> WHAT YOU ARE ASKED TO DO
Scan the entries below and extract each line with the word "count" in it.

> TASK DATA
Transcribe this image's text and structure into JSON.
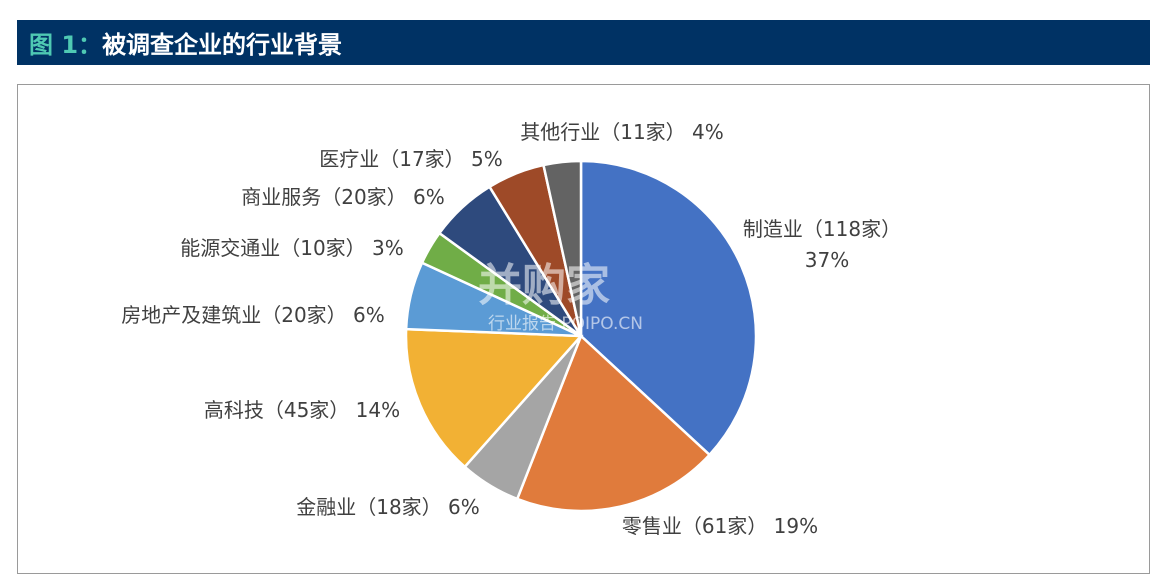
{
  "header": {
    "figure_label": "图 1：",
    "title": "被调查企业的行业背景"
  },
  "watermark": {
    "brand": "并购家",
    "subtitle": "行业报告 POIPO.CN"
  },
  "colors": {
    "header_bg": "#003264",
    "figure_label": "#4fc9b3"
  },
  "chart_data": {
    "type": "pie",
    "title": "",
    "slices": [
      {
        "name": "制造业",
        "count": 118,
        "percent": 37,
        "color": "#4472c4",
        "label_line1": "制造业（118家）",
        "label_line2": "37%"
      },
      {
        "name": "零售业",
        "count": 61,
        "percent": 19,
        "color": "#e07b3c",
        "label_line1": "零售业（61家） 19%",
        "label_line2": ""
      },
      {
        "name": "金融业",
        "count": 18,
        "percent": 6,
        "color": "#a5a5a5",
        "label_line1": "金融业（18家） 6%",
        "label_line2": ""
      },
      {
        "name": "高科技",
        "count": 45,
        "percent": 14,
        "color": "#f2b134",
        "label_line1": "高科技（45家） 14%",
        "label_line2": ""
      },
      {
        "name": "房地产及建筑业",
        "count": 20,
        "percent": 6,
        "color": "#5b9bd5",
        "label_line1": "房地产及建筑业（20家） 6%",
        "label_line2": ""
      },
      {
        "name": "能源交通业",
        "count": 10,
        "percent": 3,
        "color": "#70ad47",
        "label_line1": "能源交通业（10家） 3%",
        "label_line2": ""
      },
      {
        "name": "商业服务",
        "count": 20,
        "percent": 6,
        "color": "#2e4a7d",
        "label_line1": "商业服务（20家） 6%",
        "label_line2": ""
      },
      {
        "name": "医疗业",
        "count": 17,
        "percent": 5,
        "color": "#9e4a28",
        "label_line1": "医疗业（17家） 5%",
        "label_line2": ""
      },
      {
        "name": "其他行业",
        "count": 11,
        "percent": 4,
        "color": "#636363",
        "label_line1": "其他行业（11家） 4%",
        "label_line2": ""
      }
    ]
  }
}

> WORKED SOLUTION
        "count": 118,
        "count": 61,
        "count": 18,
        "count": 45,
        "count": 20,
        "count": 10,
        "count": 20,
        "count": 17,
        "count": 11,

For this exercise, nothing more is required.